[Text segment]:
+ + + + +
Do We Need the Department of Education?

Charles Murray, Author, Real Education

Download PDF Version 

The case for the Department of Education could rest on one or more of three legs: Its constitutional appropriateness, the existence of serious problems in education that could be solved only at the federal level, and its track record since it came into being.

Constitutional appropriateness. At the time the Constitution was written, education was not even considered a function of local government, let alone the federal government. But the shakiness of the Department of Education’s constitutionality goes beyond that. Section 8 of Article 1 enumerates the things over which the Congress has the power to legislate. Not only does the list not include education, there is no plausible rationale for squeezing education in under the commerce clause. I’m sure the Supreme Court found a rationale, but it cannot have been plausible.

On a more philosophical level, the framers of America’s limited government had a broad allegiance to what the Catholics call the principle of subsidiarity. In the secular world, the principle of subsidiarity means that local government should do only those things that individuals cannot do for themselves, state government should do only those things that local governments cannot do, and the federal government should do only those things that the individual states cannot do. Education is something that individuals acting alone and cooperatively can do, let alone something local or state governments can do.

I should be explicit about my own animus in this regard. I don’t think the Department of Education is constitutionally legitimate, let alone appropriate. I would favor abolishing it even if on a pragmatic level it had improved American education. But I am in a small minority on that point, so let’s move on to the pragmatic questions.

The existence of serious problems in education that could be solved only at the federal level. The first major federal spending on education was triggered by the launch of the first space satellite, Sputnik, in the fall of 1957, which created a perception that the United States had fallen behind the Soviet Union in science and technology. The legislation was specifically designed to encourage more students to go into math and science, and its motivation is indicated by its title: The National Defense Education Act of 1958.

What really ensnared the federal government in education in the 1960s had its origins elsewhere, however, in civil rights. The Supreme Court declared segregation of the schools unconstitutional in 1954, but, notwithstanding a few highly publicized episodes such as Central High School in Little Rock and James Meredith’s admission to the University of Mississippi, the pace of change in the next decade was glacial.

Was it necessary for the federal government to act? There is a strong argument for “yes,” especially in the case of K-12 education. Southern resistance to desegregation proved to be both stubborn and effective in the years following Brown v. Board of Education. Segregation of the schools had been declared unconstitutional, and constitutional rights were being violated on a massive scale. But the topic of this paper is whether we need a department of education now, and we have seen a typical evolution of policy. What could have been justified as a one-time, forceful effort to end the violations of constitutional rights, lasting until the constitutional wrongs had been righted, was transmuted into a permanent government establishment that became more and more deeply involved in American education for purposes that have nothing to do with constitutional rights but instead with a broader goal of improving education.

The reason this came about is also intimately related to the civil rights movement. Over the same years that school segregation became a national issue, the disparities between black and white educational attainment and test scores came to public attention. When the push for LBJ’s Great Society began in the mid 1960s, it was inevitable that the federal government would move to reduce black-white disparities, and it did so in in 1965 with the passage of two landmark bills, the Elementary and Secondary Education Act and the Higher Education Act. The Department of Education didn’t come into being until 1980, but large-scale involvement of the federal government in education dates from 1965.
+ + + + +
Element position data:
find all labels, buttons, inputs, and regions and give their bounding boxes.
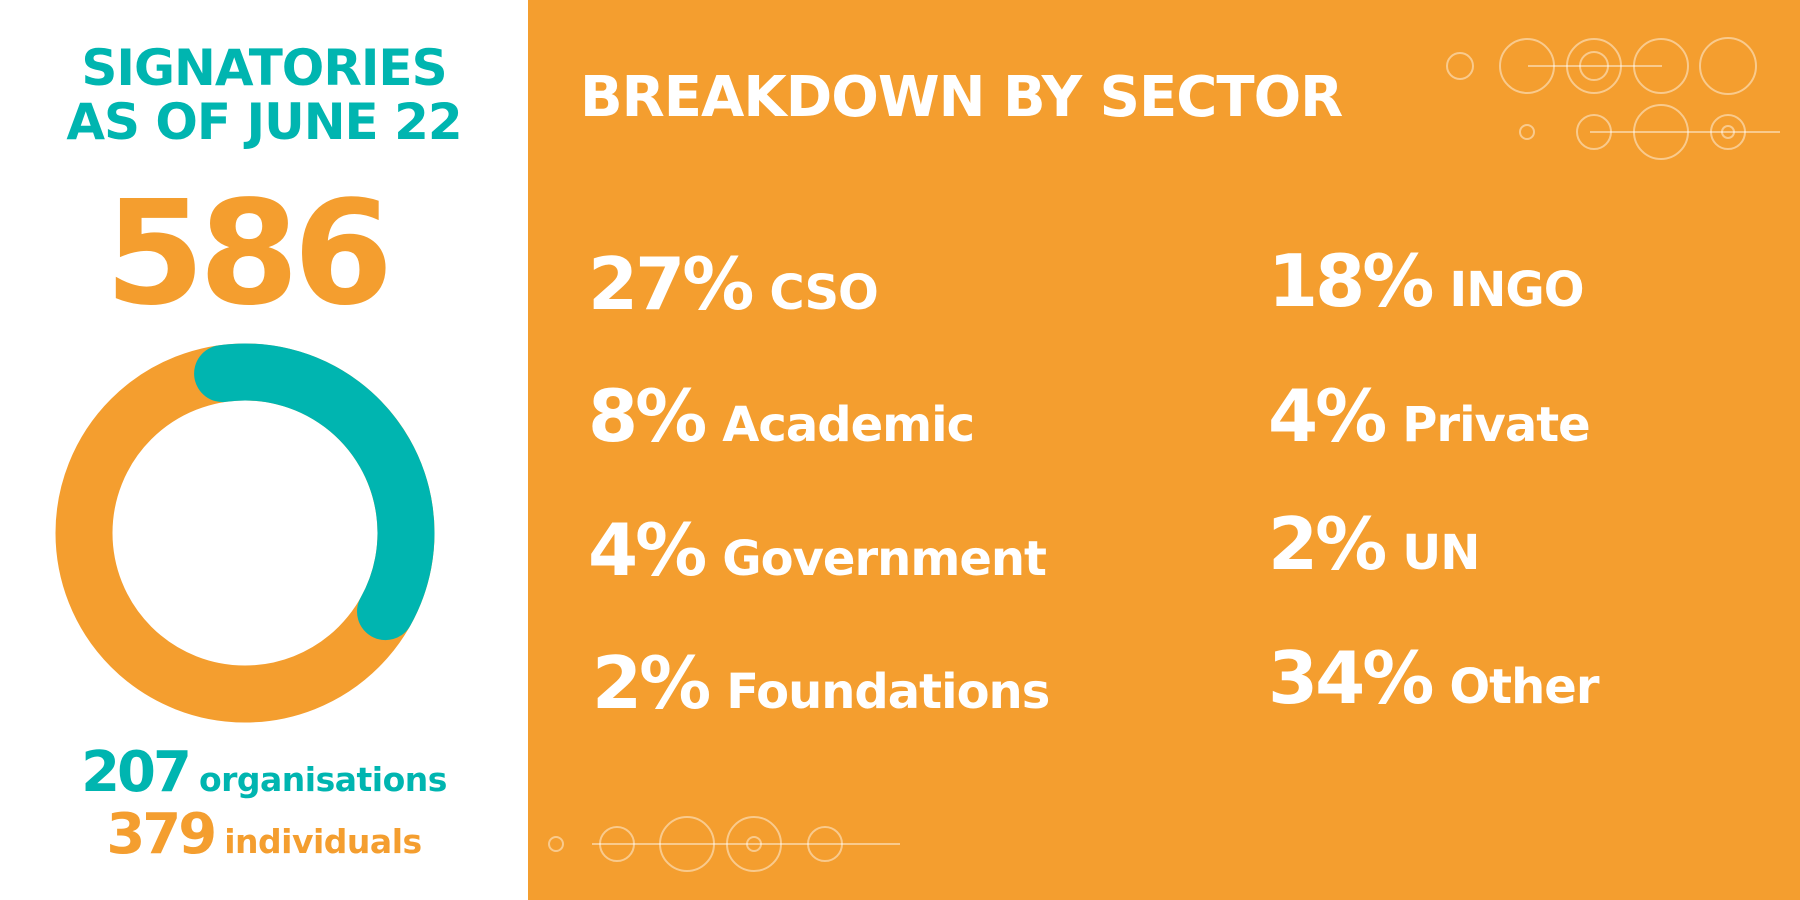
signatories-title-line1: SIGNATORIES (81, 39, 447, 97)
organisations-count: 207 (81, 740, 192, 805)
sector-label: Private (1402, 397, 1590, 453)
donut-segment-organisations (55, 343, 435, 723)
sector-label: Other (1449, 659, 1599, 715)
sector-label: UN (1402, 525, 1480, 581)
sector-pct: 27% (588, 242, 754, 326)
decorative-circles-top (1446, 37, 1780, 160)
signatories-title-line2: AS OF JUNE 22 (66, 93, 462, 151)
sector-item-ingo: 18% INGO (1268, 239, 1585, 323)
sector-item-foundations: 2% Foundations (592, 641, 1050, 725)
sector-pct: 18% (1268, 239, 1434, 323)
sector-item-cso: 27% CSO (588, 242, 879, 326)
sector-label: Academic (722, 397, 975, 453)
organisations-row: 207 organisations (0, 740, 528, 805)
sector-label: Foundations (726, 664, 1050, 720)
sector-label: INGO (1449, 262, 1584, 318)
signatories-panel: SIGNATORIES AS OF JUNE 22 586 207 organis… (0, 0, 528, 900)
sector-item-private: 4% Private (1268, 374, 1591, 458)
sector-pct: 8% (588, 374, 707, 458)
sector-pct: 2% (1268, 502, 1387, 586)
sector-title: BREAKDOWN BY SECTOR (580, 65, 1343, 130)
individuals-label: individuals (224, 822, 422, 861)
individuals-row: 379 individuals (0, 802, 528, 867)
sector-pct: 2% (592, 641, 711, 725)
signatories-donut-chart (55, 343, 435, 723)
sector-label: CSO (769, 265, 878, 321)
sector-label: Government (722, 531, 1047, 587)
signatories-total: 586 (104, 169, 394, 337)
individuals-count: 379 (106, 802, 217, 867)
decorative-circles-bottom (548, 816, 900, 872)
sector-item-other: 34% Other (1268, 636, 1600, 720)
sector-panel: BREAKDOWN BY SECTOR 27% CSO 8% Academic 4%… (528, 0, 1800, 900)
decorative-circles-pattern (548, 37, 1780, 872)
sector-pct: 4% (588, 508, 707, 592)
sector-item-academic: 8% Academic (588, 374, 975, 458)
sector-pct: 34% (1268, 636, 1434, 720)
organisations-label: organisations (198, 760, 447, 799)
sector-item-un: 2% UN (1268, 502, 1480, 586)
sector-pct: 4% (1268, 374, 1387, 458)
sector-item-government: 4% Government (588, 508, 1047, 592)
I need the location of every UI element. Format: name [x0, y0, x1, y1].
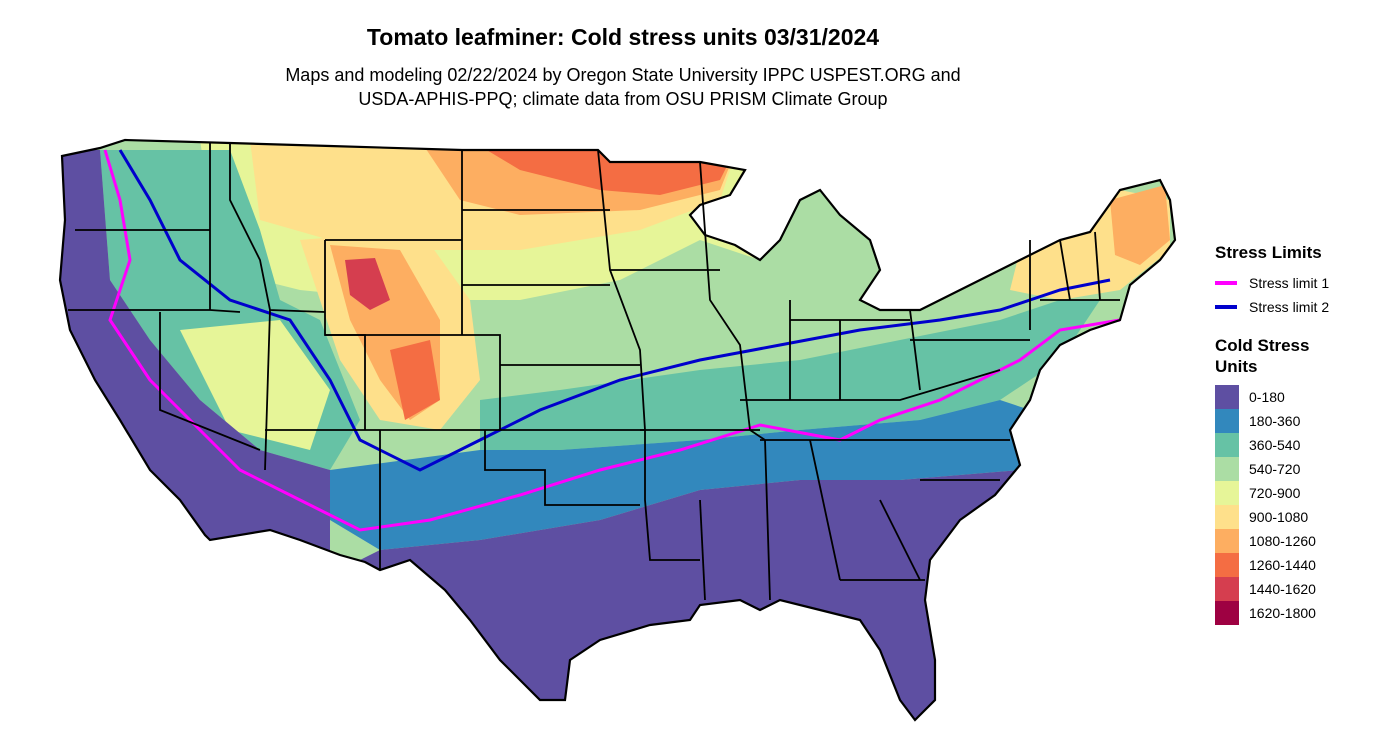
cold-stress-units-title: Cold Stress Units — [1215, 336, 1310, 376]
map-title: Tomato leafminer: Cold stress units 03/3… — [366, 24, 880, 50]
border-vt-nh — [1059, 239, 1071, 301]
units-swatch — [1215, 385, 1239, 409]
stress-limit-2-label: Stress limit 2 — [1249, 299, 1330, 315]
band-1080-1260-maine — [1110, 185, 1170, 265]
units-label: 1440-1620 — [1249, 581, 1316, 597]
units-label: 360-540 — [1249, 437, 1301, 453]
stress-limit-1-item: Stress limit 1 — [1215, 271, 1395, 295]
band-1440-1620-wyoming — [345, 258, 390, 310]
stress-limits-title: Stress Limits — [1215, 243, 1322, 262]
units-item: 180-360 — [1215, 409, 1395, 433]
state-borders — [68, 143, 1120, 601]
units-label: 1620-1800 — [1249, 605, 1316, 621]
units-swatch — [1215, 457, 1239, 481]
units-label: 540-720 — [1249, 461, 1301, 477]
border-oh-pa — [909, 309, 921, 391]
units-label: 180-360 — [1249, 413, 1301, 429]
subtitle-line-1: Maps and modeling 02/22/2024 by Oregon S… — [285, 65, 961, 85]
border-al-ga — [809, 439, 841, 581]
units-label: 1260-1440 — [1249, 557, 1316, 573]
legend: Stress Limits Stress limit 1 Stress limi… — [1215, 242, 1395, 625]
border-ms-al — [764, 439, 771, 601]
units-item: 1260-1440 — [1215, 553, 1395, 577]
subtitle-line-2: USDA-APHIS-PPQ; climate data from OSU PR… — [358, 89, 888, 109]
stress-limit-1-swatch — [1215, 281, 1237, 285]
border-la-ms — [699, 499, 706, 601]
units-item: 720-900 — [1215, 481, 1395, 505]
units-item: 0-180 — [1215, 385, 1395, 409]
units-swatch — [1215, 577, 1239, 601]
border-nh-me — [1094, 231, 1101, 301]
units-label: 0-180 — [1249, 389, 1285, 405]
stress-limit-2-item: Stress limit 2 — [1215, 295, 1395, 319]
units-item: 900-1080 — [1215, 505, 1395, 529]
band-1260-1440-colorado — [390, 340, 440, 420]
units-swatch — [1215, 553, 1239, 577]
units-swatch — [1215, 481, 1239, 505]
units-label: 1080-1260 — [1249, 533, 1316, 549]
units-swatch — [1215, 601, 1239, 625]
units-item: 1620-1800 — [1215, 601, 1395, 625]
units-item: 360-540 — [1215, 433, 1395, 457]
units-label: 720-900 — [1249, 485, 1301, 501]
border-wy-co-ne — [325, 334, 501, 430]
units-swatch-list: 0-180 180-360 360-540 540-720 720-900 90… — [1215, 385, 1395, 625]
border-nv-ut — [264, 309, 271, 471]
border-ky-va — [740, 369, 1001, 401]
map-subtitle: Maps and modeling 02/22/2024 by Oregon S… — [0, 63, 1246, 111]
border-wi-il — [699, 161, 766, 441]
band-180-360-south — [330, 400, 1030, 550]
units-swatch — [1215, 409, 1239, 433]
border-id-mt — [229, 143, 326, 313]
border-ca-nv — [159, 312, 261, 451]
border-or-ca-nv — [68, 309, 241, 313]
stress-limit-2-swatch — [1215, 305, 1237, 309]
units-item: 1440-1620 — [1215, 577, 1395, 601]
units-item: 540-720 — [1215, 457, 1395, 481]
band-720-900-greatbasin — [180, 320, 330, 450]
stress-limit-2-contour — [118, 149, 1111, 472]
units-swatch — [1215, 529, 1239, 553]
units-item: 1080-1260 — [1215, 529, 1395, 553]
units-swatch — [1215, 433, 1239, 457]
units-swatch — [1215, 505, 1239, 529]
border-ga-sc — [879, 499, 921, 581]
stress-limit-1-label: Stress limit 1 — [1249, 275, 1330, 291]
us-outline — [58, 138, 1177, 722]
border-ok-tx — [484, 430, 640, 506]
units-label: 900-1080 — [1249, 509, 1309, 525]
stress-limit-1-contour — [103, 149, 1121, 532]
+ + + + +
[What you need to do]:
1) Copy out the rows verbatim, beginning with the line that contains "cold-stress-units-title: Cold Stress" and ending with the line that contains "units-label: 180-360 — [1249, 413, 1301, 429]", both lines included.
2) Can you write the next part of the essay on the Department of Education, picking up right after its final sentence?
These rows are unrelated to the essay on the Department of Education.

[Expected answers]:
1)
cold-stress-units-title: Cold Stress Units — [1215, 336, 1310, 376]
map-title: Tomato leafminer: Cold stress units 03/3… — [366, 24, 880, 50]
border-vt-nh — [1059, 239, 1071, 301]
units-swatch — [1215, 385, 1239, 409]
stress-limit-2-label: Stress limit 2 — [1249, 299, 1330, 315]
band-1080-1260-maine — [1110, 185, 1170, 265]
units-label: 1440-1620 — [1249, 581, 1316, 597]
units-label: 360-540 — [1249, 437, 1301, 453]
stress-limit-1-item: Stress limit 1 — [1215, 271, 1395, 295]
band-1440-1620-wyoming — [345, 258, 390, 310]
stress-limits-title: Stress Limits — [1215, 243, 1322, 262]
units-item: 180-360 — [1215, 409, 1395, 433]
state-borders — [68, 143, 1120, 601]
units-label: 1620-1800 — [1249, 605, 1316, 621]
units-swatch — [1215, 457, 1239, 481]
units-label: 540-720 — [1249, 461, 1301, 477]
border-oh-pa — [909, 309, 921, 391]
units-label: 180-360 — [1249, 413, 1301, 429]

2)
The federal government’s track record. Is there any reason to think that federal involvement in education has made matters better? If the Department of Education disappeared tomorrow, would it make any difference?

The most obvious way to look at the track record is the Long-Term Trend Data of the National Assessment of Educational Progress (NAEP). The figure below shows the results for the math test for students in fourth, eighth and twelfth grades from 1978 through 2004 (I can’t use the 2008 data, because the test used after 2004 is incomparable). I have expressed the score changes in terms of standard deviations, with 1978 serving as the baseline year.

The good news is that the scores for fourth graders showed significant improvement in both reading and math. Those gains diminished as the children got older, amounting to a net of about .2 standard deviations for twelfth graders. To give you a sense of the magnitudes, .2 standard deviations for IQ tests is equal to 3 IQ points. Not much. The bad news is that the baseline of 1978 represents the nadir of the test score decline from the mid 1960s through the 1970s. Probably we are now about where we were in math achievement in the 1960s. More on that in a moment.

For reading, the story is even bleaker, as shown in the figure below.

The small gains among fourth graders diminish by eighth grade and vanish by the twelfth grade. And once again, the baseline tests in the 1970s represent a nadir in American education.

To document that statement, we can take advantage of a remarkable data base. From 1942 through the 1990s, the state of Iowa administered a consistent comprehensive test to all of its public school students in grade school, middle school, and high school—to my knowledge, the only state in the union to have good longitudinal data that go back that far. The Iowa Test of Basic Skills offers not a sample, but an entire state population of students. What can we learn from a single state? Not much, if we are mainly interested in the education of minorities—Iowa from 1942 through 1970 was 97 percent white, and even in the 2010 census was 91 percent white. But, paradoxically, that racial homogeneity is an advantage for a longitudinal analysis, by sidestepping all the complications associated with changing ethnic populations. Since retention through high school has changed greatly over the last seventy years, I present the data for ninth graders. The single dot for 2010 represents a conversion of the scores of the current test given in Iowa to the scale used for the Iowa Test of Basic Skills.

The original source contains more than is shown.